◆ AIM OF THE EXERCISE:
Go through the entries and say how many lines contain the string "incision". The number is the whole answer.
++++++++
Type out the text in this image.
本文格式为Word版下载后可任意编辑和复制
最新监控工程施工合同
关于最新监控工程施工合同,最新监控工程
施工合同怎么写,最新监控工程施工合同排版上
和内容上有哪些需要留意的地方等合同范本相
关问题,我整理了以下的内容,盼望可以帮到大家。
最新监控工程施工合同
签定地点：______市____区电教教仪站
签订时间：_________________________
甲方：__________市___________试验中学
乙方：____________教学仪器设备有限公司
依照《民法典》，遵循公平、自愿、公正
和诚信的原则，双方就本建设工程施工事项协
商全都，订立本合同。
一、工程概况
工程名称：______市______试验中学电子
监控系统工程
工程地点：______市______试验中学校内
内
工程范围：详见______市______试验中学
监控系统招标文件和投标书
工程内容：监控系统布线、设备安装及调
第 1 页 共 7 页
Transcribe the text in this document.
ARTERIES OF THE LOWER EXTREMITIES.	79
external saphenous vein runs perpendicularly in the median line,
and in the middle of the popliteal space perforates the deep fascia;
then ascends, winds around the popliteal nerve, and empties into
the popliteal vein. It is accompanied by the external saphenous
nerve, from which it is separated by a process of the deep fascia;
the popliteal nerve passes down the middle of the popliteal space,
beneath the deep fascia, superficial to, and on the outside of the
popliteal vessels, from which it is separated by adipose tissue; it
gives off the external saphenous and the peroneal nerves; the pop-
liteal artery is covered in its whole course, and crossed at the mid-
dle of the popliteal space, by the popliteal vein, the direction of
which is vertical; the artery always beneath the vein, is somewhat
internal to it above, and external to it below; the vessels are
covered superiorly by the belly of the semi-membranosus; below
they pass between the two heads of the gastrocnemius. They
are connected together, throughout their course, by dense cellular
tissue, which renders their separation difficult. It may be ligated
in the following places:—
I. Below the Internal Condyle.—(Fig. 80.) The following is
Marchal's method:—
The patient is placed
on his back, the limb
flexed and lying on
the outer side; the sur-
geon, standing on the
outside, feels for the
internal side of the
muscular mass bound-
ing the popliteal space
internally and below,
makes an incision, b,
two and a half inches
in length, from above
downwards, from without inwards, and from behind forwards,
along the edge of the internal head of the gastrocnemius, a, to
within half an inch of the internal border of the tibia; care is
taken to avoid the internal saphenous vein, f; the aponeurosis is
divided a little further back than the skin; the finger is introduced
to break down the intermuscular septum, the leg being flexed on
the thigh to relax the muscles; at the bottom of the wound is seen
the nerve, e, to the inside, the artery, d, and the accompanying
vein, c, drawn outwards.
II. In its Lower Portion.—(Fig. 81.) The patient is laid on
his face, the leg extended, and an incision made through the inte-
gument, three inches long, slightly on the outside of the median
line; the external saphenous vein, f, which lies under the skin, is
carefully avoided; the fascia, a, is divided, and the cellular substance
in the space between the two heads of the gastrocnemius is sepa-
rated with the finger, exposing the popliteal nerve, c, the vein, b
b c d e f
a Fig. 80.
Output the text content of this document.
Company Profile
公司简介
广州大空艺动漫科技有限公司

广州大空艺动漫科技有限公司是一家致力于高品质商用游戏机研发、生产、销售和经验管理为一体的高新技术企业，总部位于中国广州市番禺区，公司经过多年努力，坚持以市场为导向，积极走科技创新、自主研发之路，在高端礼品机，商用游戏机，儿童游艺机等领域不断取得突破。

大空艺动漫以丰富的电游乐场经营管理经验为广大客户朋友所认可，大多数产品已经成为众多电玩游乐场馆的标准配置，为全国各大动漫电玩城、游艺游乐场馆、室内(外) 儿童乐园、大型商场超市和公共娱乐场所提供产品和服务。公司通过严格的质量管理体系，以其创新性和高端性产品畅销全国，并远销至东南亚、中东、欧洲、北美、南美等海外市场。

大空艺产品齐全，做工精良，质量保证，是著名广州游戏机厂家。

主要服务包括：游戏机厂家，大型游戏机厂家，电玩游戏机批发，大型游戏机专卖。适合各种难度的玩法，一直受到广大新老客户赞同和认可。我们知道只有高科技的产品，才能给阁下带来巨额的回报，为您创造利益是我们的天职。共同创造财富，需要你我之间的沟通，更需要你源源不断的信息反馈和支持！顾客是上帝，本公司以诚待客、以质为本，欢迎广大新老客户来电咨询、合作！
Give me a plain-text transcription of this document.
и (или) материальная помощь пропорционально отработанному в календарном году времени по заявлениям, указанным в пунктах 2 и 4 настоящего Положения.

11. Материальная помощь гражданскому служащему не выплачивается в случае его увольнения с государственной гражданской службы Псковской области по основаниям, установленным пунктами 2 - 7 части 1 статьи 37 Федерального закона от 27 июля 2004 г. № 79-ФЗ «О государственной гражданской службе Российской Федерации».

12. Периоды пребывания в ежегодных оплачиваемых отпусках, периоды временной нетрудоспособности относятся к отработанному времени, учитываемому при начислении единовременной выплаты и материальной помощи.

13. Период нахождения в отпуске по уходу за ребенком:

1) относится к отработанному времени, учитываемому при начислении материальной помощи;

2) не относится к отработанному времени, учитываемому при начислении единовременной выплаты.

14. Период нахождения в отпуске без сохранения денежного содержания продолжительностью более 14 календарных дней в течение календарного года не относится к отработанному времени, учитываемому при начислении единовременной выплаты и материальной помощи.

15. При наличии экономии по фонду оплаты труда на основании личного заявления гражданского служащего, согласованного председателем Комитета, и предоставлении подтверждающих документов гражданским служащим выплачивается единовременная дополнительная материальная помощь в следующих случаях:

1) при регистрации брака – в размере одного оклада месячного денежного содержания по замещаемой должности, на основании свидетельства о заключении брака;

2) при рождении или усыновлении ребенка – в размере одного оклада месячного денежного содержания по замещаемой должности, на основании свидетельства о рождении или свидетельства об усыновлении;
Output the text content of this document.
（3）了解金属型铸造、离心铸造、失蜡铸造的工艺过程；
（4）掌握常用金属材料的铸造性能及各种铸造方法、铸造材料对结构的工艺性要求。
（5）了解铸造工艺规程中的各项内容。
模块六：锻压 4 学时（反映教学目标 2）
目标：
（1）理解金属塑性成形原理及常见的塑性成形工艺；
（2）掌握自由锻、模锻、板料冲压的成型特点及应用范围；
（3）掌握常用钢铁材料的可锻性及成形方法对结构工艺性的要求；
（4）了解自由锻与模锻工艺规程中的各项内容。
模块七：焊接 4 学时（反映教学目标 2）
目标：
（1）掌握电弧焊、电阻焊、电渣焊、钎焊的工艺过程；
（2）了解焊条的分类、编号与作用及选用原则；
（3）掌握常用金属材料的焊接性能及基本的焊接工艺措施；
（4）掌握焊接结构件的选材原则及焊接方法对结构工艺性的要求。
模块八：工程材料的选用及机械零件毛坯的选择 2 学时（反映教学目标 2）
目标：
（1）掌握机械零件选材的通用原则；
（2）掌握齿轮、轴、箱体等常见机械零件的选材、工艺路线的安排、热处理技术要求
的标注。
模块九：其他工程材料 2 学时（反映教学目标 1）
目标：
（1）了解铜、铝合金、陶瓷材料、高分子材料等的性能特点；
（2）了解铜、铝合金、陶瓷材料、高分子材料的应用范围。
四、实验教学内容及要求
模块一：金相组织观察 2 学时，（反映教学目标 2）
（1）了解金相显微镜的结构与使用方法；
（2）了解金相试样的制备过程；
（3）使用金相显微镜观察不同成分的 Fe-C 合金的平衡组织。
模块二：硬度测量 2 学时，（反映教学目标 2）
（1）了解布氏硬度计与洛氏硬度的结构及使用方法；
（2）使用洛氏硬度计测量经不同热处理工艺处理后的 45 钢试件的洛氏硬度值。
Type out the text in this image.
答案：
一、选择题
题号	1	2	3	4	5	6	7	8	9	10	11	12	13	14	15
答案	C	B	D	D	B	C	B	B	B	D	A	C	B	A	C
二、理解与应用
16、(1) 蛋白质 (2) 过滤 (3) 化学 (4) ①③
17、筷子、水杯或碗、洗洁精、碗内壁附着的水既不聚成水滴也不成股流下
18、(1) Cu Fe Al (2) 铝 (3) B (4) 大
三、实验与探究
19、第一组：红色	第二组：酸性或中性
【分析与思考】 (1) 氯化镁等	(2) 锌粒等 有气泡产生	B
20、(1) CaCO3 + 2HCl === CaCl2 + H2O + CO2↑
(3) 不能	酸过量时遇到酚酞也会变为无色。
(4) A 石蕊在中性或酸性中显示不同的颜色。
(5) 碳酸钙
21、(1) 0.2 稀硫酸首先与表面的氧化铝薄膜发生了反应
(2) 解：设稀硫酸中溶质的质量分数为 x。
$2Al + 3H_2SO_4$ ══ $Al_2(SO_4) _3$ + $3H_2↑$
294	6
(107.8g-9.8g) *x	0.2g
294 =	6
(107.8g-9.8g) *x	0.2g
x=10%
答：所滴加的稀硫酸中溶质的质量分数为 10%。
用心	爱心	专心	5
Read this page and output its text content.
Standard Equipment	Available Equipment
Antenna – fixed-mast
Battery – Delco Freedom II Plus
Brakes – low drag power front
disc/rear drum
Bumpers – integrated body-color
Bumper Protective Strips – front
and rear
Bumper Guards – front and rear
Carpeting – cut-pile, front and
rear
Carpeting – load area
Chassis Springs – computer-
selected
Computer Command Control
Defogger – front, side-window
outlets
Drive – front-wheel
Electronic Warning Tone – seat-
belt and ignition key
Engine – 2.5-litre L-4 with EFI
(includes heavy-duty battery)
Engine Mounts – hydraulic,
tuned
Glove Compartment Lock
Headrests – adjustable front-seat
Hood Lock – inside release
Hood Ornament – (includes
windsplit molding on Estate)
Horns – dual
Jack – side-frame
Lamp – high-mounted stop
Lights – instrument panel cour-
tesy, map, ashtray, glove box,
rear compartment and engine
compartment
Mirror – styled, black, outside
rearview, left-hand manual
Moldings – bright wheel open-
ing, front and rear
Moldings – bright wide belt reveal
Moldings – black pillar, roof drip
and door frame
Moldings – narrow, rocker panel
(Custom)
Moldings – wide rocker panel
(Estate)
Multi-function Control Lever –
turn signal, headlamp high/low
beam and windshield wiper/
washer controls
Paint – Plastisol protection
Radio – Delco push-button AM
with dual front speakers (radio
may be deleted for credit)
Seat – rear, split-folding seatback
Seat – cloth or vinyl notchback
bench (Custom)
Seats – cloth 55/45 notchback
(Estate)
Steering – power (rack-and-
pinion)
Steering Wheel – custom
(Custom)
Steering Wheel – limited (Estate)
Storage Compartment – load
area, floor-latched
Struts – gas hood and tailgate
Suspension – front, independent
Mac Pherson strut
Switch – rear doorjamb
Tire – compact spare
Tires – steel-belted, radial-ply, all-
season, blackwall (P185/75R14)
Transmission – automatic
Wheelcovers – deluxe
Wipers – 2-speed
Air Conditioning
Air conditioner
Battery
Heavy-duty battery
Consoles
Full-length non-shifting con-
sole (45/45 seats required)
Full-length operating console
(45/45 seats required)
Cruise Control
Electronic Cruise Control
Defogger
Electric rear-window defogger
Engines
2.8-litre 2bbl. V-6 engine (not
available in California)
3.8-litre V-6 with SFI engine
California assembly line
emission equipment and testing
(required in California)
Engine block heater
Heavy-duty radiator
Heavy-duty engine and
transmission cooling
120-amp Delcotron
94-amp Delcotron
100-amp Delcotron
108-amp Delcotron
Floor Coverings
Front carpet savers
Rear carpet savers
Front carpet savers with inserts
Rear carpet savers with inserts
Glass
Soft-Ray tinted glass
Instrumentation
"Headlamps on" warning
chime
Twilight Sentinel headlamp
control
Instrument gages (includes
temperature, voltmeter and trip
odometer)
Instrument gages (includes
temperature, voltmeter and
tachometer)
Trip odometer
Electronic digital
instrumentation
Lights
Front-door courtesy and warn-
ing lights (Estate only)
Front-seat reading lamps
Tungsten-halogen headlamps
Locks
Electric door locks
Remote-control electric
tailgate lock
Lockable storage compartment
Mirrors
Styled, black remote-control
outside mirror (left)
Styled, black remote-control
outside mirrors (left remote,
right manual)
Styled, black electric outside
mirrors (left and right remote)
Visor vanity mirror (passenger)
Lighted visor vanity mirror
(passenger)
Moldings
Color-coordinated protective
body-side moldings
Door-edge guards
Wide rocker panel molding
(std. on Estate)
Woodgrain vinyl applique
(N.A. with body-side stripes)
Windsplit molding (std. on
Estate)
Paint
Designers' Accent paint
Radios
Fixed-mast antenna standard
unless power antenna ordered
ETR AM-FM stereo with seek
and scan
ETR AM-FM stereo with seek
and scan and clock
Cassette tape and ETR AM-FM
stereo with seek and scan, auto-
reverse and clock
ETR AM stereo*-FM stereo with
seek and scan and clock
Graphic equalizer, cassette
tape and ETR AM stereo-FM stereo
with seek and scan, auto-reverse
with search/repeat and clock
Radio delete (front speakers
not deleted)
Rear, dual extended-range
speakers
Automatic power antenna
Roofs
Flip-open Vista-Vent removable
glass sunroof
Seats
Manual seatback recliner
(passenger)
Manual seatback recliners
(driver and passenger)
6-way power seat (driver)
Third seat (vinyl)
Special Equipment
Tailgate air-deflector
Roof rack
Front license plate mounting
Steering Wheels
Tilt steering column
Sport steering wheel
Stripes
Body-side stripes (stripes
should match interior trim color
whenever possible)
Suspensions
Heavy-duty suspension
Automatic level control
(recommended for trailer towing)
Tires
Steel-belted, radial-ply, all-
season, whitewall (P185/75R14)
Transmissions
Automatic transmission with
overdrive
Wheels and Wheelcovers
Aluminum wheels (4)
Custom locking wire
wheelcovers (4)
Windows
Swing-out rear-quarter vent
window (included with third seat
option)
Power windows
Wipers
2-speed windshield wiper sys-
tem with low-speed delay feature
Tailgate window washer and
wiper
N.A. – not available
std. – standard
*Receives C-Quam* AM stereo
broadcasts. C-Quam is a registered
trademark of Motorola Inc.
++++++++
◆ COMPLETE OUTPUT:
2